* Your task: Note each line of the listing that contains the string "устройства", and copy it.

[Data excerpts]
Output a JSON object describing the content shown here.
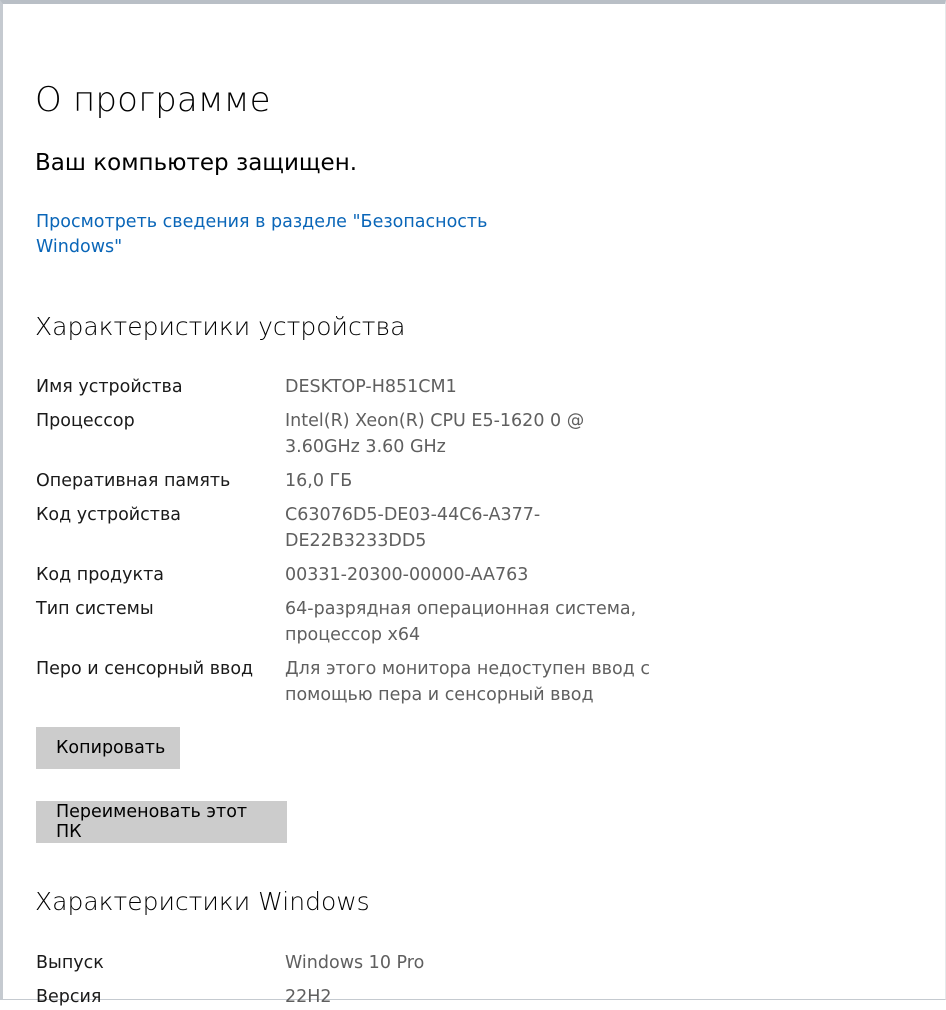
{
  "page": {
    "title": "О программе",
    "protection_status": "Ваш компьютер защищен.",
    "security_link": "Просмотреть сведения в разделе \"Безопасность Windows\""
  },
  "device_specs": {
    "heading": "Характеристики устройства",
    "rows": [
      {
        "label": "Имя устройства",
        "value": "DESKTOP-H851CM1"
      },
      {
        "label": "Процессор",
        "value": "Intel(R) Xeon(R) CPU E5-1620 0 @ 3.60GHz 3.60 GHz"
      },
      {
        "label": "Оперативная память",
        "value": "16,0 ГБ"
      },
      {
        "label": "Код устройства",
        "value": "C63076D5-DE03-44C6-A377-DE22B3233DD5"
      },
      {
        "label": "Код продукта",
        "value": "00331-20300-00000-AA763"
      },
      {
        "label": "Тип системы",
        "value": "64-разрядная операционная система, процессор x64"
      },
      {
        "label": "Перо и сенсорный ввод",
        "value": "Для этого монитора недоступен ввод с помощью пера и сенсорный ввод"
      }
    ],
    "copy_button": "Копировать",
    "rename_button": "Переименовать этот ПК"
  },
  "windows_specs": {
    "heading": "Характеристики Windows",
    "rows": [
      {
        "label": "Выпуск",
        "value": "Windows 10 Pro"
      },
      {
        "label": "Версия",
        "value": "22H2"
      }
    ]
  }
}
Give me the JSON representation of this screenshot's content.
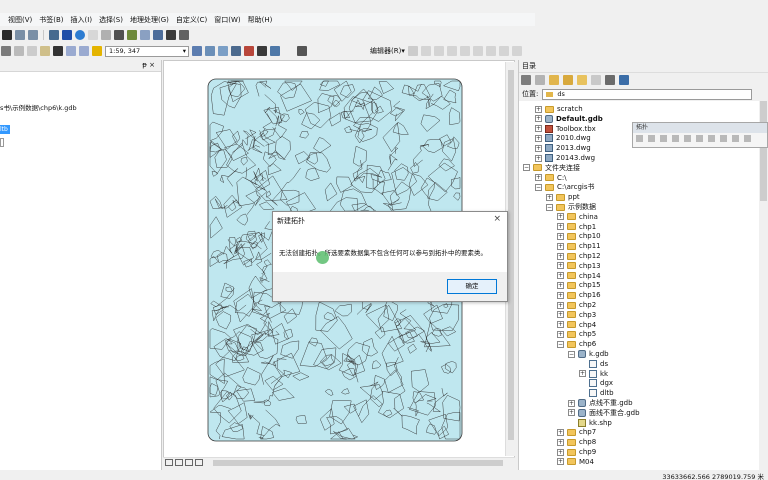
{
  "menu": {
    "items": [
      "视图(V)",
      "书签(B)",
      "插入(I)",
      "选择(S)",
      "地理处理(G)",
      "自定义(C)",
      "窗口(W)",
      "帮助(H)"
    ]
  },
  "toolbar": {
    "scale_value": "1:59, 347",
    "editor_label": "编辑器(R)▾"
  },
  "toc": {
    "path_text": "s书\\示例数据\\chp6\\k.gdb",
    "selected_text": "ltb",
    "pin_label": "ᵽ ×"
  },
  "catalog": {
    "title": "目录",
    "location_label": "位置:",
    "location_value": "ds",
    "tree": [
      {
        "text": "scratch",
        "icon": "folder-icon",
        "indent": 0,
        "exp": "+"
      },
      {
        "text": "Default.gdb",
        "icon": "gdb-icon",
        "indent": 0,
        "exp": "+",
        "bold": true
      },
      {
        "text": "Toolbox.tbx",
        "icon": "toolbox-icon",
        "indent": 0,
        "exp": "+"
      },
      {
        "text": "2010.dwg",
        "icon": "dwg-icon",
        "indent": 0,
        "exp": "+"
      },
      {
        "text": "2013.dwg",
        "icon": "dwg-icon",
        "indent": 0,
        "exp": "+"
      },
      {
        "text": "20143.dwg",
        "icon": "dwg-icon",
        "indent": 0,
        "exp": "+"
      },
      {
        "text": "文件夹连接",
        "icon": "folder-icon",
        "indent": -1,
        "exp": "−"
      },
      {
        "text": "C:\\",
        "icon": "folder-icon",
        "indent": 0,
        "exp": "+"
      },
      {
        "text": "C:\\arcgis书",
        "icon": "folder-icon",
        "indent": 0,
        "exp": "−"
      },
      {
        "text": "ppt",
        "icon": "folder-icon",
        "indent": 1,
        "exp": "+"
      },
      {
        "text": "示例数据",
        "icon": "folder-icon",
        "indent": 1,
        "exp": "−"
      },
      {
        "text": "china",
        "icon": "folder-icon",
        "indent": 2,
        "exp": "+"
      },
      {
        "text": "chp1",
        "icon": "folder-icon",
        "indent": 2,
        "exp": "+"
      },
      {
        "text": "chp10",
        "icon": "folder-icon",
        "indent": 2,
        "exp": "+"
      },
      {
        "text": "chp11",
        "icon": "folder-icon",
        "indent": 2,
        "exp": "+"
      },
      {
        "text": "chp12",
        "icon": "folder-icon",
        "indent": 2,
        "exp": "+"
      },
      {
        "text": "chp13",
        "icon": "folder-icon",
        "indent": 2,
        "exp": "+"
      },
      {
        "text": "chp14",
        "icon": "folder-icon",
        "indent": 2,
        "exp": "+"
      },
      {
        "text": "chp15",
        "icon": "folder-icon",
        "indent": 2,
        "exp": "+"
      },
      {
        "text": "chp16",
        "icon": "folder-icon",
        "indent": 2,
        "exp": "+"
      },
      {
        "text": "chp2",
        "icon": "folder-icon",
        "indent": 2,
        "exp": "+"
      },
      {
        "text": "chp3",
        "icon": "folder-icon",
        "indent": 2,
        "exp": "+"
      },
      {
        "text": "chp4",
        "icon": "folder-icon",
        "indent": 2,
        "exp": "+"
      },
      {
        "text": "chp5",
        "icon": "folder-icon",
        "indent": 2,
        "exp": "+"
      },
      {
        "text": "chp6",
        "icon": "folder-icon",
        "indent": 2,
        "exp": "−"
      },
      {
        "text": "k.gdb",
        "icon": "gdb-icon",
        "indent": 3,
        "exp": "−"
      },
      {
        "text": "ds",
        "icon": "feature-dataset-icon",
        "indent": 4,
        "exp": ""
      },
      {
        "text": "kk",
        "icon": "feature-dataset-icon",
        "indent": 4,
        "exp": "+"
      },
      {
        "text": "dgx",
        "icon": "feature-class-icon",
        "indent": 4,
        "exp": ""
      },
      {
        "text": "dltb",
        "icon": "feature-class-icon",
        "indent": 4,
        "exp": ""
      },
      {
        "text": "点线不重.gdb",
        "icon": "gdb-icon",
        "indent": 3,
        "exp": "+"
      },
      {
        "text": "面线不重合.gdb",
        "icon": "gdb-icon",
        "indent": 3,
        "exp": "+"
      },
      {
        "text": "kk.shp",
        "icon": "shapefile-icon",
        "indent": 3,
        "exp": ""
      },
      {
        "text": "chp7",
        "icon": "folder-icon",
        "indent": 2,
        "exp": "+"
      },
      {
        "text": "chp8",
        "icon": "folder-icon",
        "indent": 2,
        "exp": "+"
      },
      {
        "text": "chp9",
        "icon": "folder-icon",
        "indent": 2,
        "exp": "+"
      },
      {
        "text": "M04",
        "icon": "folder-icon",
        "indent": 2,
        "exp": "+"
      }
    ]
  },
  "topology_toolbar": {
    "title": "拓扑"
  },
  "dialog": {
    "title": "新建拓扑",
    "message": "无法创建拓扑。所选要素数据集不包含任何可以参与到拓扑中的要素类。",
    "ok_label": "确定",
    "close_label": "×"
  },
  "status": {
    "coords": "33633662.566  2789019.759 米"
  },
  "colors": {
    "map_fill": "#bfe7ef",
    "map_stroke": "#3a3a3a",
    "selection": "#3399ff",
    "ok_border": "#0078d7"
  }
}
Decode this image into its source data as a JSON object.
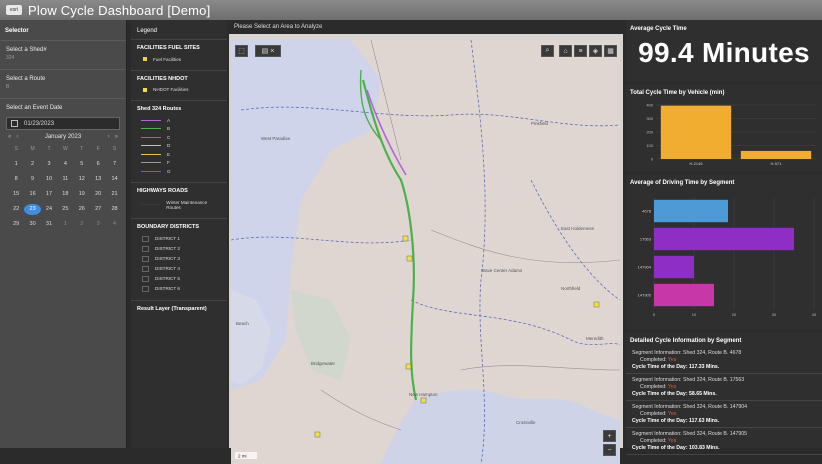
{
  "header": {
    "logo_text": "esri",
    "title": "Plow Cycle Dashboard [Demo]"
  },
  "selector": {
    "title": "Selector",
    "shed": {
      "label": "Select a Shed#",
      "value": "324"
    },
    "route": {
      "label": "Select a Route",
      "value": "B"
    },
    "event_date": {
      "label": "Select an Event Date",
      "value": "01/23/2023"
    },
    "calendar": {
      "month": "January 2023",
      "prev_year": "«",
      "prev": "‹",
      "next": "›",
      "next_year": "»",
      "dow": [
        "S",
        "M",
        "T",
        "W",
        "T",
        "F",
        "S"
      ],
      "days": [
        "1",
        "2",
        "3",
        "4",
        "5",
        "6",
        "7",
        "8",
        "9",
        "10",
        "11",
        "12",
        "13",
        "14",
        "15",
        "16",
        "17",
        "18",
        "19",
        "20",
        "21",
        "22",
        "23",
        "24",
        "25",
        "26",
        "27",
        "28",
        "29",
        "30",
        "31",
        "1",
        "2",
        "3",
        "4"
      ],
      "selected_day": "23"
    }
  },
  "legend": {
    "title": "Legend",
    "fuel": {
      "heading": "FACILITIES FUEL SITES",
      "item": "Fuel Facilities",
      "color": "#f0d43a"
    },
    "nhdot": {
      "heading": "FACILITIES NHDOT",
      "item": "NHDOT Facilities",
      "color": "#f0e040"
    },
    "routes": {
      "heading": "Shed 324 Routes",
      "items": [
        {
          "label": "A",
          "color": "#b265d6"
        },
        {
          "label": "B",
          "color": "#4cb04c"
        },
        {
          "label": "C",
          "color": "#e05050"
        },
        {
          "label": "D",
          "color": "#bfbfbf"
        },
        {
          "label": "E",
          "color": "#e6c94a"
        },
        {
          "label": "F",
          "color": "#9a9a9a"
        },
        {
          "label": "G",
          "color": "#4f6fd0"
        }
      ]
    },
    "highways": {
      "heading": "HIGHWAYS ROADS",
      "item": "Winter Maintenance Routes"
    },
    "districts": {
      "heading": "BOUNDARY DISTRICTS",
      "items": [
        "DISTRICT 1",
        "DISTRICT 2",
        "DISTRICT 3",
        "DISTRICT 4",
        "DISTRICT 5",
        "DISTRICT 6"
      ]
    },
    "result": {
      "heading": "Result Layer (Transparent)"
    }
  },
  "map": {
    "title": "Please Select an Area to Analyze",
    "labels": [
      "West Paradise",
      "Pinkfield",
      "East Holderness",
      "Wave Center Adams",
      "Northfield",
      "Meredith",
      "Beach",
      "Bridgewater",
      "New Hampton",
      "Crossville"
    ],
    "scale": "2 mi"
  },
  "kpi": {
    "title": "Average Cycle Time",
    "value": "99.4 Minutes"
  },
  "chart_data": [
    {
      "type": "bar",
      "title": "Total Cycle Time by Vehicle (min)",
      "categories": [
        "H-2146",
        "H-571"
      ],
      "values": [
        395,
        60
      ],
      "ylim": [
        0,
        400
      ],
      "yticks": [
        0,
        100,
        200,
        300,
        400
      ],
      "color": "#f0ad30"
    },
    {
      "type": "bar",
      "orientation": "horizontal",
      "title": "Average of Driving Time by Segment",
      "categories": [
        "4678",
        "17563",
        "147904",
        "147905"
      ],
      "values": [
        18.5,
        35,
        10,
        15
      ],
      "xlim": [
        0,
        40
      ],
      "xticks": [
        0,
        10,
        20,
        30,
        40
      ],
      "colors": [
        "#4e9ad6",
        "#8e2ec4",
        "#8e2ec4",
        "#c837a8"
      ]
    }
  ],
  "details": {
    "title": "Detailed Cycle Information by Segment",
    "items": [
      {
        "info": "Segment Information: Shed 324, Route B. 4678",
        "completed_label": "Completed:",
        "completed": "Yes",
        "cycle": "Cycle Time of the Day: 117.33 Mins."
      },
      {
        "info": "Segment Information: Shed 324, Route B. 17563",
        "completed_label": "Completed:",
        "completed": "Yes",
        "cycle": "Cycle Time of the Day: 58.65 Mins."
      },
      {
        "info": "Segment Information: Shed 324, Route B. 147904",
        "completed_label": "Completed:",
        "completed": "Yes",
        "cycle": "Cycle Time of the Day: 117.63 Mins."
      },
      {
        "info": "Segment Information: Shed 324, Route B. 147905",
        "completed_label": "Completed:",
        "completed": "Yes",
        "cycle": "Cycle Time of the Day: 103.83 Mins."
      }
    ]
  }
}
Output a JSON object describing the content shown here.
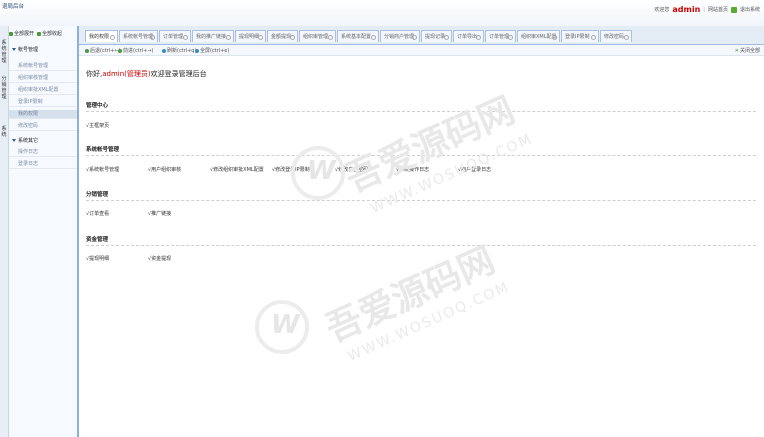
{
  "header": {
    "app_title": "退局后台",
    "welcome": "欢迎您",
    "username": "admin",
    "site_home": "网站首页",
    "logout": "退出系统"
  },
  "left_strip": [
    "系统管理",
    "分销管理",
    "系统"
  ],
  "sidebar": {
    "expand_all": "全部展开",
    "collapse_all": "全部收起",
    "groups": [
      {
        "label": "帐号管理",
        "items": [
          "系统帐号管理",
          "组织审核管理",
          "组织审批XML配置",
          "登录IP限制",
          "我的权限",
          "修改密码"
        ]
      },
      {
        "label": "系统其它",
        "items": [
          "操作日志",
          "登录日志"
        ]
      }
    ],
    "active_item": "我的权限"
  },
  "tabs": [
    "我的权限",
    "系统帐号管理",
    "订单管理",
    "我的推广链接",
    "提现明细",
    "金额提现",
    "组织审管理",
    "系统基本配置",
    "分销商户管理",
    "提现记录",
    "订单导出",
    "订单管理",
    "组织审XML配置",
    "登录IP限制",
    "修改密码"
  ],
  "active_tab": "我的权限",
  "nav": {
    "back": "后退(ctrl+←)",
    "forward": "前进(ctrl+→)",
    "refresh": "刷新(ctrl+q)",
    "fullscreen": "全屏(ctrl+e)",
    "close_all": "关闭全部"
  },
  "content": {
    "greeting_prefix": "你好,",
    "greeting_name": "admin(管理员)",
    "greeting_suffix": "欢迎登录管理后台",
    "sections": [
      {
        "title": "管理中心",
        "links": [
          "√主框架页"
        ]
      },
      {
        "title": "系统帐号管理",
        "links": [
          "√系统帐号管理",
          "√用户组织审核",
          "√修改组织审批XML配置",
          "√修改登录IP限制",
          "√修改自己密码",
          "√系统操作日志",
          "√用户登录日志"
        ]
      },
      {
        "title": "分销管理",
        "links": [
          "√订单查看",
          "√推广链接"
        ]
      },
      {
        "title": "资金管理",
        "links": [
          "√提现明细",
          "√资金提现"
        ]
      }
    ]
  },
  "watermark": {
    "text": "吾爱源码网",
    "url": "WWW.WOSUOQ.COM"
  }
}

* Result:
    "heading": "Характеристики устройства",
        "label": "Имя устройства",
        "label": "Код устройства",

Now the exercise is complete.